Your objective:
When a line below contains the word "bioconversion", copy that line.

Data excerpts:
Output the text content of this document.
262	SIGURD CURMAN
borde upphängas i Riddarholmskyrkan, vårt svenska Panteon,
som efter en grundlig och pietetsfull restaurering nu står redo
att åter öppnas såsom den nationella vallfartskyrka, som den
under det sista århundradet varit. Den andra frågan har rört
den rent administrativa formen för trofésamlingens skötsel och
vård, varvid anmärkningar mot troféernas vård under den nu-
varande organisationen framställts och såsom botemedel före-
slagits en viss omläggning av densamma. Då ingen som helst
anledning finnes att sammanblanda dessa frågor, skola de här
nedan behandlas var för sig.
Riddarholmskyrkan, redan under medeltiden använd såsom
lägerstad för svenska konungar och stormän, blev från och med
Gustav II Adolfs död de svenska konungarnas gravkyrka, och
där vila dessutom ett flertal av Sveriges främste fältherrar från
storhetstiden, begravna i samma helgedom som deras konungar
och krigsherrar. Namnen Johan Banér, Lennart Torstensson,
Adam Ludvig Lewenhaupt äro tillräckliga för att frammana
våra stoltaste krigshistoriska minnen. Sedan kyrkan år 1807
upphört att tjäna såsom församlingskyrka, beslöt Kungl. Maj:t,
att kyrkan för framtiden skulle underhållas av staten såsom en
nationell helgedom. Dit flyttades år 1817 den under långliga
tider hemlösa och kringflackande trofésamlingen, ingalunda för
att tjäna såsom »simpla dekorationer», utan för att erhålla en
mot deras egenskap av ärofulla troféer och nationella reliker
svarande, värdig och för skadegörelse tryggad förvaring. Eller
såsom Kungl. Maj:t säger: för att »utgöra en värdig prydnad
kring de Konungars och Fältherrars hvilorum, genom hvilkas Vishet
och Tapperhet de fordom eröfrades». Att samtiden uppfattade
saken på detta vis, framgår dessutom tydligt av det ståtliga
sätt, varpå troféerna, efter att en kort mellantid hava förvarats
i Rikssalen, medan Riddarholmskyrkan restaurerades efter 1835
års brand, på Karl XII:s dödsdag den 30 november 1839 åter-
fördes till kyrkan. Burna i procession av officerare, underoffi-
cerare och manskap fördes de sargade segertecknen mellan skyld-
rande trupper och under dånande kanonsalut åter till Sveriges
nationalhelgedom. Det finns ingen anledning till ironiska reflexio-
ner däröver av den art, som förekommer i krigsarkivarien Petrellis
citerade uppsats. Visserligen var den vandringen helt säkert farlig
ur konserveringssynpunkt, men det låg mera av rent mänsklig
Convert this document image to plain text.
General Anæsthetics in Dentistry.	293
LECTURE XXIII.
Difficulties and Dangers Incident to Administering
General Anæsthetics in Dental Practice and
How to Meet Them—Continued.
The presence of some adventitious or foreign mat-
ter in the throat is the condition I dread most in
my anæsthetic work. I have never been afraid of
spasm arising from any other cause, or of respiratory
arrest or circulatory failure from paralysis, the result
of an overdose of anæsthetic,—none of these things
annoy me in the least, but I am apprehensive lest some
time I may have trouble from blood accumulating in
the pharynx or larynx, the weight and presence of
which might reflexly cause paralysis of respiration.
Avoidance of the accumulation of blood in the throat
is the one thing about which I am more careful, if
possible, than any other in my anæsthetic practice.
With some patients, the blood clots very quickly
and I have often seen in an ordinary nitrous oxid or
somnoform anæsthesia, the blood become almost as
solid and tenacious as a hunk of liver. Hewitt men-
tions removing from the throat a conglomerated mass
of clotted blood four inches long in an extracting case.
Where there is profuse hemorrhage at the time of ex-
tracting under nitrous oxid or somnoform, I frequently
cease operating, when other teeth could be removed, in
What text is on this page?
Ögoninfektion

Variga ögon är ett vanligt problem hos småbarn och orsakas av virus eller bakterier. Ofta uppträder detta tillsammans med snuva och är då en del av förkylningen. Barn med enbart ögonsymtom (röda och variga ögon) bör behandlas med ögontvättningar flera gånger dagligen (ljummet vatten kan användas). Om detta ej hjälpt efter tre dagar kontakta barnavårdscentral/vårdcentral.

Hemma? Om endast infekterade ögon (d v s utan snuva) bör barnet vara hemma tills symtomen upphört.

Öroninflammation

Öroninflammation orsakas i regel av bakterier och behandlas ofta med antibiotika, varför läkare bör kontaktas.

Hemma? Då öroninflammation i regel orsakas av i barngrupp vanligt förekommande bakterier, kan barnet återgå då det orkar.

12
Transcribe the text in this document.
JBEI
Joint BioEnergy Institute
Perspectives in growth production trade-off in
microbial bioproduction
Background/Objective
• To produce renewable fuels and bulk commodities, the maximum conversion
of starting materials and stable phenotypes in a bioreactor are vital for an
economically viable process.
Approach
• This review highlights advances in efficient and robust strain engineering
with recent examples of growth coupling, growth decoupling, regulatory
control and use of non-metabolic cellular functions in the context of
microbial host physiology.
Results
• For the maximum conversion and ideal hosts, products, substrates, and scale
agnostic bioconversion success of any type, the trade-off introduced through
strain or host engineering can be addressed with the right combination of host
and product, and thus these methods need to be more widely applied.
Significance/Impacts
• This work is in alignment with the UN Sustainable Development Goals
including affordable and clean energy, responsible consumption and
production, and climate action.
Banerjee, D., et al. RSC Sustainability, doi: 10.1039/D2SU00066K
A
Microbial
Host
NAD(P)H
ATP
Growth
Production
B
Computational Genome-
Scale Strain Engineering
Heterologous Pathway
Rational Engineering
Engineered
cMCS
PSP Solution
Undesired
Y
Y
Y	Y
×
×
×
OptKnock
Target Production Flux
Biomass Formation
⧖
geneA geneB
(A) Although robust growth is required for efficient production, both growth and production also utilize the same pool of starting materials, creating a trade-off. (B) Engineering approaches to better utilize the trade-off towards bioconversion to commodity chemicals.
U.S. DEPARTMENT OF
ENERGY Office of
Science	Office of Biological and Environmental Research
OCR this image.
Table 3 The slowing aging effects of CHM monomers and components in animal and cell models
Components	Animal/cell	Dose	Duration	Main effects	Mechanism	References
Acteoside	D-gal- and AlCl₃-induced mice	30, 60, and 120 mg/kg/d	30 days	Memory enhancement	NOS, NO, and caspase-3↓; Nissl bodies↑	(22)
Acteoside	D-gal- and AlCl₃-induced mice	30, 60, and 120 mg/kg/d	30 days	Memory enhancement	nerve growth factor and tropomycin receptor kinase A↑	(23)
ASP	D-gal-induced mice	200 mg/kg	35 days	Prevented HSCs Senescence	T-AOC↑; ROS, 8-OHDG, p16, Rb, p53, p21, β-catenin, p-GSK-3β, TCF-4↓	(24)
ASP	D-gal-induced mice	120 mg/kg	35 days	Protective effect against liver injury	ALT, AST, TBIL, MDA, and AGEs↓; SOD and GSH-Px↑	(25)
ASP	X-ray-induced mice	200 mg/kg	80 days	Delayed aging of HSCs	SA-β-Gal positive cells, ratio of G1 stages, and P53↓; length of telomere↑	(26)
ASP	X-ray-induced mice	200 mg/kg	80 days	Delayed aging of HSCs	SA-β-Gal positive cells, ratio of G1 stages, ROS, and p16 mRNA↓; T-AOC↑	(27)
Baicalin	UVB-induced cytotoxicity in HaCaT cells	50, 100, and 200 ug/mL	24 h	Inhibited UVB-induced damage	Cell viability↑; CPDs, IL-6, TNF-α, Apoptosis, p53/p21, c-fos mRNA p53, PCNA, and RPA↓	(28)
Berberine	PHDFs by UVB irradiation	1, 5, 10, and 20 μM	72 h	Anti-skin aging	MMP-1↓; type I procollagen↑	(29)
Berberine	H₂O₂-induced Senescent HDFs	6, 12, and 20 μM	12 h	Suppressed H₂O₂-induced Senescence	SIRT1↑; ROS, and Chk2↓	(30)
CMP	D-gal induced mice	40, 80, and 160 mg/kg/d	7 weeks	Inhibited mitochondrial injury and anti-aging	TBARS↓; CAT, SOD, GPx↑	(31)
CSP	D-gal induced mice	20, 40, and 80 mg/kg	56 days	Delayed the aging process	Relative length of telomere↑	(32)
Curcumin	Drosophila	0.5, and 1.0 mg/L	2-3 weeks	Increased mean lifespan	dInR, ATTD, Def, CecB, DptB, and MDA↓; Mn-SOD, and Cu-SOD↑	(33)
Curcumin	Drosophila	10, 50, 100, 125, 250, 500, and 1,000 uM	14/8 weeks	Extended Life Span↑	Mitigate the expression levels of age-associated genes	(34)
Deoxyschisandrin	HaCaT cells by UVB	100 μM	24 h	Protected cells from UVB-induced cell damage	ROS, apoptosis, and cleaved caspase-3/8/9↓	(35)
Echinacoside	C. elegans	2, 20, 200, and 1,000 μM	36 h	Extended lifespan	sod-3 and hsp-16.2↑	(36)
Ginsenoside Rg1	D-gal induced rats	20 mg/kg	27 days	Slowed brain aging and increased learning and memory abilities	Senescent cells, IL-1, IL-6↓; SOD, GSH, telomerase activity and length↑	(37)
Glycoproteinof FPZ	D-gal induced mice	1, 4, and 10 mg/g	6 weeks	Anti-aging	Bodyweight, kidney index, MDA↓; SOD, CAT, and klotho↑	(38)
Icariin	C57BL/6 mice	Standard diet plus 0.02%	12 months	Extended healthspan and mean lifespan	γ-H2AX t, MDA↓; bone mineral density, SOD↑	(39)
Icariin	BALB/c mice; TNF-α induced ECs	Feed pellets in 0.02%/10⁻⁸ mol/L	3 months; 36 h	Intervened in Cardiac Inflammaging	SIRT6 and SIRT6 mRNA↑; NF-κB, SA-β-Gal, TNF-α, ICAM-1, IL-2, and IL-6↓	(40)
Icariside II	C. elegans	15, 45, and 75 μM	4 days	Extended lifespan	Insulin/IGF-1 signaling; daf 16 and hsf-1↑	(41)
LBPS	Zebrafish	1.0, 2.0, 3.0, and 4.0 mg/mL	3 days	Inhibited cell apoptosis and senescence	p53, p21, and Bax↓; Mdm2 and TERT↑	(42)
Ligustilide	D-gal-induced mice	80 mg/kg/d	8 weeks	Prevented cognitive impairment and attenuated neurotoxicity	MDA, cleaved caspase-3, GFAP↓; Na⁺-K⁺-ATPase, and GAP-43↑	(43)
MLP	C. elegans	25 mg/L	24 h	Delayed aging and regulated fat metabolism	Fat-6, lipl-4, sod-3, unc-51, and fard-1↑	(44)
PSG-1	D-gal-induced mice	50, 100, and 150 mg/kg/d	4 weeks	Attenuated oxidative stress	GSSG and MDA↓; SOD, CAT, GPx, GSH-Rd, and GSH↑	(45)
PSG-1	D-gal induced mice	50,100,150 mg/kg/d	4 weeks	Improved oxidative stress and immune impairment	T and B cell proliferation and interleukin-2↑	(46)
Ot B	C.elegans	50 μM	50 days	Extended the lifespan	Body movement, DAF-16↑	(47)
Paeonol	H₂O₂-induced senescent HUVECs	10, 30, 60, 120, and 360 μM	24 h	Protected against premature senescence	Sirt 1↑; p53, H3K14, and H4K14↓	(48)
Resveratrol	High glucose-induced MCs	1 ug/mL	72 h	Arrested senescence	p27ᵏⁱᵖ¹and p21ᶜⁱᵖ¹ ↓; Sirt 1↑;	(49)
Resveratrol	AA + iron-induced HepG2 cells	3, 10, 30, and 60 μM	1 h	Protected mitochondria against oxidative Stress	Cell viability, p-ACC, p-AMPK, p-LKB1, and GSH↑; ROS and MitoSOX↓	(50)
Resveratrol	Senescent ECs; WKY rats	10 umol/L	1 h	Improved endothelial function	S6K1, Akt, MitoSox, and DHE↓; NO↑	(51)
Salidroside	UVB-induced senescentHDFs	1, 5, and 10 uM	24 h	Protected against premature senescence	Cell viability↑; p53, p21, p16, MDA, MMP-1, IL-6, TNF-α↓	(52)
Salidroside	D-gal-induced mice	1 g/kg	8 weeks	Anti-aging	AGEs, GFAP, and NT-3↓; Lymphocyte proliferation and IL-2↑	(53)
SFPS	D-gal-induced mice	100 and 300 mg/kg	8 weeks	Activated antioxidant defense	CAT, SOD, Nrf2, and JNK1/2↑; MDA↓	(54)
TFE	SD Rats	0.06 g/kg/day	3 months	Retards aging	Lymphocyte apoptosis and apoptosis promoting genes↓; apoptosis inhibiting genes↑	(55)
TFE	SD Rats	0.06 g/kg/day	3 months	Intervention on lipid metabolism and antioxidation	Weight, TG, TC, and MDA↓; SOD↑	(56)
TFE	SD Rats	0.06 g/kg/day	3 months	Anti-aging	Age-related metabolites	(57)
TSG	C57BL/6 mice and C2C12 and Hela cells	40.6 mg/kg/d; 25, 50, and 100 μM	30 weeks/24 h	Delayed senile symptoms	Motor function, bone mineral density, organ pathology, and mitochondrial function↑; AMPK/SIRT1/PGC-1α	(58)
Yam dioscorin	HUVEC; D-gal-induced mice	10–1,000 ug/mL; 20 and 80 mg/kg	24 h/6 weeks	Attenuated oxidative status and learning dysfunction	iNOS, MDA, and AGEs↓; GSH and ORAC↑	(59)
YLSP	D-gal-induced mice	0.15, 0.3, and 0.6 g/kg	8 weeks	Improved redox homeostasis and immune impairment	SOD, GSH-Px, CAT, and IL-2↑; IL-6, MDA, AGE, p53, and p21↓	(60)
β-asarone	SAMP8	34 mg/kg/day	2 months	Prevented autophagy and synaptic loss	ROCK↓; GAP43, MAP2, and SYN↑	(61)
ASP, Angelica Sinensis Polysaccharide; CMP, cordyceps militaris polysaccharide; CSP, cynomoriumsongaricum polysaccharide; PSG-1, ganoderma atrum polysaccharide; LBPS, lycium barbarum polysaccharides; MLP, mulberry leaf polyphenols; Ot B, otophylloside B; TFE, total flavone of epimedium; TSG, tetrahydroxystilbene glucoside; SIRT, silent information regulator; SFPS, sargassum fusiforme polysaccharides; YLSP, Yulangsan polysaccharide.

Your response:
agnostic bioconversion success of any type, the trade-off introduced through
(A) Although robust growth is required for efficient production, both growth and production also utilize the same pool of starting materials, creating a trade-off. (B) Engineering approaches to better utilize the trade-off towards bioconversion to commodity chemicals.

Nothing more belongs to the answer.